**Fragment dokumentu:**
——————————

Różane muffiny
Będąc na wsi, mojej mamie udało się zerwać trochę dzikiej
róży, która rosła z dala od drogi. Mając taki ciekawy dodatek, zaczęłam szukać
pomysłu na jego wykorzystanie, a że ostatnio kupiłam foremkę do babeczek, to
padło akurat na nie.
Wyszły smaczne, bardzo jogurtowe, nie za słodkie. Świetne na
śniadanie, a najlepsze od razu po upieczeniu. Z delikatną nutką i zapachem
róży. Do tego bardzo proste.
Jeśli nie macie róży, możecie użyć innych, dowolnych
dodatków. Kawałków czekolady, rodzynek, żurawiny, jagód, lub nie dodawać nic a
posmarować np. dżemem. Przepis daje dużo możliwości. Dlatego też zachęcam do
próbowania, bo można pozbyć się zalegających zapasów J.
Składniki:
- 1 jajko (wcześniej roztrzepane)
- 250g jogurtu (dałam dla diabetyków)

——————————

**Wpisy danych:**
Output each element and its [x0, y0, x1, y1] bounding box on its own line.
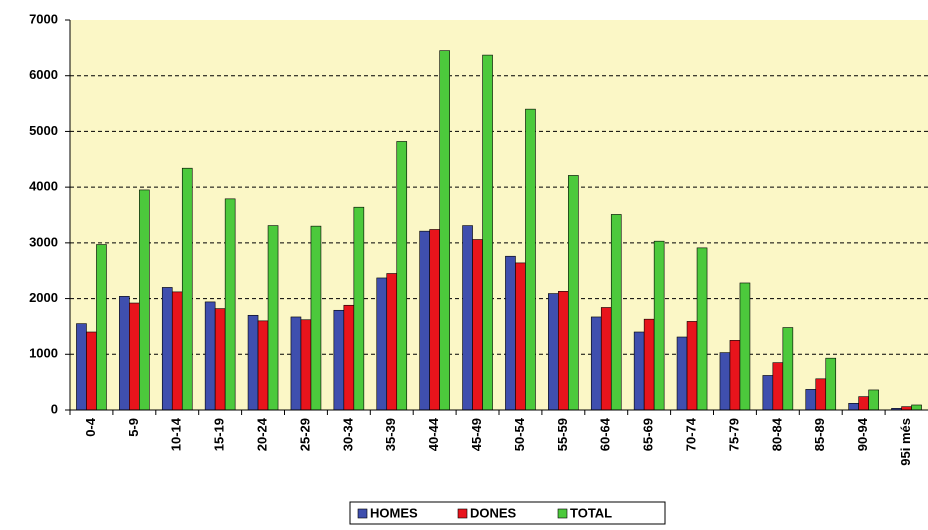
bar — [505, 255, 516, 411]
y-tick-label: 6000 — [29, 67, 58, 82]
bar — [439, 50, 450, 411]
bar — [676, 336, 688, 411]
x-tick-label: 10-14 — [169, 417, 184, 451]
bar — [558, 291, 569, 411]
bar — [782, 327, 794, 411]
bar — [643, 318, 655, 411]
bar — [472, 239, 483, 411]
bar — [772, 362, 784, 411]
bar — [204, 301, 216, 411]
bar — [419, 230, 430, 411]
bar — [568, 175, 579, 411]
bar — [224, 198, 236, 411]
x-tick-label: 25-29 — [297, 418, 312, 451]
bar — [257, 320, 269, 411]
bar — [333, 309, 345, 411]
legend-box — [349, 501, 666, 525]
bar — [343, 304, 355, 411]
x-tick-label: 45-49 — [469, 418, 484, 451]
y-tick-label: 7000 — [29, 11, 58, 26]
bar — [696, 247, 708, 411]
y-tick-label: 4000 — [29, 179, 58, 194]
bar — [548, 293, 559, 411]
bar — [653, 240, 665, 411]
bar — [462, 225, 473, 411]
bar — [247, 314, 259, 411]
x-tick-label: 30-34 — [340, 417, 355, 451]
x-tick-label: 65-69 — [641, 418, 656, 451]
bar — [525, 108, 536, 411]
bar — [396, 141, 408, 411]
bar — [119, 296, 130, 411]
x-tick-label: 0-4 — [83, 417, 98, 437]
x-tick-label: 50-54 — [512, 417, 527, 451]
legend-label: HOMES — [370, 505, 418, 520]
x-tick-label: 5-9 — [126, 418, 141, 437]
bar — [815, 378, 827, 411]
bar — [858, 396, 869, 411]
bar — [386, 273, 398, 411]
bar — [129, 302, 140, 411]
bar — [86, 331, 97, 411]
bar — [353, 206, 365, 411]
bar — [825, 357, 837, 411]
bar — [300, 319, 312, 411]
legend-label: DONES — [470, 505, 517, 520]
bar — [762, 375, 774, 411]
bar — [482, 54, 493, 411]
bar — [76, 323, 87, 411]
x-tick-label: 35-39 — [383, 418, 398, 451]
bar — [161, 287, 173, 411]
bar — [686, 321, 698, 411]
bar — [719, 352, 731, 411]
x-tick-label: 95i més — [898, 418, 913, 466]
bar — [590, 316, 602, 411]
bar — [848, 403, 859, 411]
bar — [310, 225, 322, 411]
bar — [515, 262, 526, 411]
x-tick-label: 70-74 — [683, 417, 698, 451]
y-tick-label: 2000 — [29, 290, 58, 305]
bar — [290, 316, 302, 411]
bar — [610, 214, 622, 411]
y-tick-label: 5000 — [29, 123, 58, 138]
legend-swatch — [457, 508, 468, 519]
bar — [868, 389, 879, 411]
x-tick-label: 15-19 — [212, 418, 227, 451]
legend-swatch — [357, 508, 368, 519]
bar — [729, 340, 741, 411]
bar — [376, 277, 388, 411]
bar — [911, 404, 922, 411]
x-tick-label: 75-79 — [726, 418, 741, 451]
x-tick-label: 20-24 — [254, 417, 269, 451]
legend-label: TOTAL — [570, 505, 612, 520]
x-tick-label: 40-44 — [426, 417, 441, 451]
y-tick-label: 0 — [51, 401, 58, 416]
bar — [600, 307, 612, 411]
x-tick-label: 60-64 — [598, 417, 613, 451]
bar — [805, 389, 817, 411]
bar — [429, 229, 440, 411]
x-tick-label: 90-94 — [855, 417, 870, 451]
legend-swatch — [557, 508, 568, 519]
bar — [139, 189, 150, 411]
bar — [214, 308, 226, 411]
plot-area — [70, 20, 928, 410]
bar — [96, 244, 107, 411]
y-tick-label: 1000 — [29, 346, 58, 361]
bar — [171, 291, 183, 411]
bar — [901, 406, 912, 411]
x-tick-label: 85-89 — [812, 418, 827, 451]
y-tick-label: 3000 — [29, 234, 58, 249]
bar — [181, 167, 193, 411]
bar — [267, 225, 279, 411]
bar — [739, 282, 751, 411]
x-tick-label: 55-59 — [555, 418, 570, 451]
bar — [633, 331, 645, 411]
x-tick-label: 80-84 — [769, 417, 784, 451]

——————————

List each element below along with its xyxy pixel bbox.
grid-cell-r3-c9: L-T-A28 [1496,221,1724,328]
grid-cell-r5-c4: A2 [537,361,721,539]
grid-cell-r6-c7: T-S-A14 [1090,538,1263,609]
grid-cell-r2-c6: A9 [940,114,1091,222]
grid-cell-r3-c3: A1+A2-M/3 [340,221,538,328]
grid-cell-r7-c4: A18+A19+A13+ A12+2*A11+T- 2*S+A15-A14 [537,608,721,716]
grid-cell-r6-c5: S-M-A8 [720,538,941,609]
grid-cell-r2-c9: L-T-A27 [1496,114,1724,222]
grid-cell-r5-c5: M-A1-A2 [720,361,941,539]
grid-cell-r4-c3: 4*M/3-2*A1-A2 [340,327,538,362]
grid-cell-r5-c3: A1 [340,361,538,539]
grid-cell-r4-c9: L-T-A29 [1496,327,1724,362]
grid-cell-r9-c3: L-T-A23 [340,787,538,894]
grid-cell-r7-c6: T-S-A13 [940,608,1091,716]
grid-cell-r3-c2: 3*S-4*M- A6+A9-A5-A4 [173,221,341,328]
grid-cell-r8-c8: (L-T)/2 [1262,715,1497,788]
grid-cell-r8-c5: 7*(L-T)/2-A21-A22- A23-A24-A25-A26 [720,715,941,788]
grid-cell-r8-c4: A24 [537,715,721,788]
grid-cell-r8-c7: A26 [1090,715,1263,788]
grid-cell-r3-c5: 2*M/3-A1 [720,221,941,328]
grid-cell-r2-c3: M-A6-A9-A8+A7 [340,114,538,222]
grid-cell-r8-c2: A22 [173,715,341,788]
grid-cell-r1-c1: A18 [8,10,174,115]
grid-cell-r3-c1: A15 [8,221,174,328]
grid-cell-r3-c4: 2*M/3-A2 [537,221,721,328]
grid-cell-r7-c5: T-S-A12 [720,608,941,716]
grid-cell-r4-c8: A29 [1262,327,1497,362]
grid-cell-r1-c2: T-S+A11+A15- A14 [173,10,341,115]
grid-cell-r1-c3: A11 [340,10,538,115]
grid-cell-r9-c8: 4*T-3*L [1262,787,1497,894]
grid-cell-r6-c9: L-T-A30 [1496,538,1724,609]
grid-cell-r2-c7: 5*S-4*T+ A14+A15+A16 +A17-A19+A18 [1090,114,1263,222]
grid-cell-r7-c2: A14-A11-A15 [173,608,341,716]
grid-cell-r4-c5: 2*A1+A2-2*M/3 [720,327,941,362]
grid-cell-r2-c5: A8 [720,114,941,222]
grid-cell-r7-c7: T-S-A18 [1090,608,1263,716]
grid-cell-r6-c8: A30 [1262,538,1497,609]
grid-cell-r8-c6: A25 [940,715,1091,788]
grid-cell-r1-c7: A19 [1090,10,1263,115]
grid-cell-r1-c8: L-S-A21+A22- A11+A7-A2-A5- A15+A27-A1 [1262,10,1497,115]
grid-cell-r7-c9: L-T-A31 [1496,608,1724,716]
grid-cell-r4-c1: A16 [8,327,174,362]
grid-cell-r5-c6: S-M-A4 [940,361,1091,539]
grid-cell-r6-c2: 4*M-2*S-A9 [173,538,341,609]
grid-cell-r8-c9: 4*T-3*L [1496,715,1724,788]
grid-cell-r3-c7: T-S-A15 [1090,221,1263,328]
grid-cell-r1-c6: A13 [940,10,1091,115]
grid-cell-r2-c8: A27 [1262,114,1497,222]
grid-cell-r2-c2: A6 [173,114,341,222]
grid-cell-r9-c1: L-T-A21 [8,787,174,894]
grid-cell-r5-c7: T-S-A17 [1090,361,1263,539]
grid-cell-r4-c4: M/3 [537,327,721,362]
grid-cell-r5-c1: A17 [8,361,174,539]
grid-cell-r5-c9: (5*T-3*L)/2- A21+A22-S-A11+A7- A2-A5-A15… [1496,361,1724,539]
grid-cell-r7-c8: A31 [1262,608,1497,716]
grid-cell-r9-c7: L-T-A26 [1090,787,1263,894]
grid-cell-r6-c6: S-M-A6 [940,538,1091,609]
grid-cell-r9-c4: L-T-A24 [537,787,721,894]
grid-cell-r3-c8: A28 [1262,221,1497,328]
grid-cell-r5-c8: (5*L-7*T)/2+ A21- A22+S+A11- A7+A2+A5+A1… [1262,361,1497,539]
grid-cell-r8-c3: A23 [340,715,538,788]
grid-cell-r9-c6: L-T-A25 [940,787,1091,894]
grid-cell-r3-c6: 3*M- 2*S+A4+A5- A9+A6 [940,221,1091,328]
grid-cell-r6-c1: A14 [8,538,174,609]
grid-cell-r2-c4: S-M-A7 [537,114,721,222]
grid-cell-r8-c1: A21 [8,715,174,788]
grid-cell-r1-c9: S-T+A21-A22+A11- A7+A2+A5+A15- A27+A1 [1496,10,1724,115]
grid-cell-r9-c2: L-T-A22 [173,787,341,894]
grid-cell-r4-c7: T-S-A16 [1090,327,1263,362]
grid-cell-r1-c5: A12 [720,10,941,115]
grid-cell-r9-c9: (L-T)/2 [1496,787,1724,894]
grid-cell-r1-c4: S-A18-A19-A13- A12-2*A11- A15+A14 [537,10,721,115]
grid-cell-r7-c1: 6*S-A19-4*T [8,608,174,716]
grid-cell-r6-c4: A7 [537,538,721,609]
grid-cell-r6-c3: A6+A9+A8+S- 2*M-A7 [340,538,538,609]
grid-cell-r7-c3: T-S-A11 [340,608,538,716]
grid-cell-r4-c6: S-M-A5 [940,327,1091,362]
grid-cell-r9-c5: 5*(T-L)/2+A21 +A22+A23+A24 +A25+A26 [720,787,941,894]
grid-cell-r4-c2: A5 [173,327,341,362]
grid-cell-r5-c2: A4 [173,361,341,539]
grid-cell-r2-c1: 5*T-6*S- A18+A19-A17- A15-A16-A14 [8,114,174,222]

——————————

**Polecenia:**
1/ Zaktualizuj fragment przepisu na różane muffiny od "Różane muffiny" do "zalegających zapasów J.", zamieniając "śniadanie" na "podwieczorek".
2/ Co, według przepisu na różane muffiny, udało się zerwać na wsi?
3/ Wymień wszystkie dodatki, które przepis na różane muffiny proponuje dodać zamiast róży.

**Odpowiedzi do poleceń:**
1/
Różane muffiny
Będąc na wsi, mojej mamie udało się zerwać trochę dzikiej
róży, która rosła z dala od drogi. Mając taki ciekawy dodatek, zaczęłam szukać
pomysłu na jego wykorzystanie, a że ostatnio kupiłam foremkę do babeczek, to
padło akurat na nie.
Wyszły smaczne, bardzo jogurtowe, nie za słodkie. Świetne na
podwieczorek, a najlepsze od razu po upieczeniu. Z delikatną nutką i zapachem
róży. Do tego bardzo proste.
Jeśli nie macie róży, możecie użyć innych, dowolnych
dodatków. Kawałków czekolady, rodzynek, żurawiny, jagód, lub nie dodawać nic a
posmarować np. dżemem. Przepis daje dużo możliwości. Dlatego też zachęcam do
próbowania, bo można pozbyć się zalegających zapasów J.

2/ Trochę dzikiej róży, która rosła z dala od drogi.

3/ Kawałki czekolady, rodzynki, żurawina, jagody.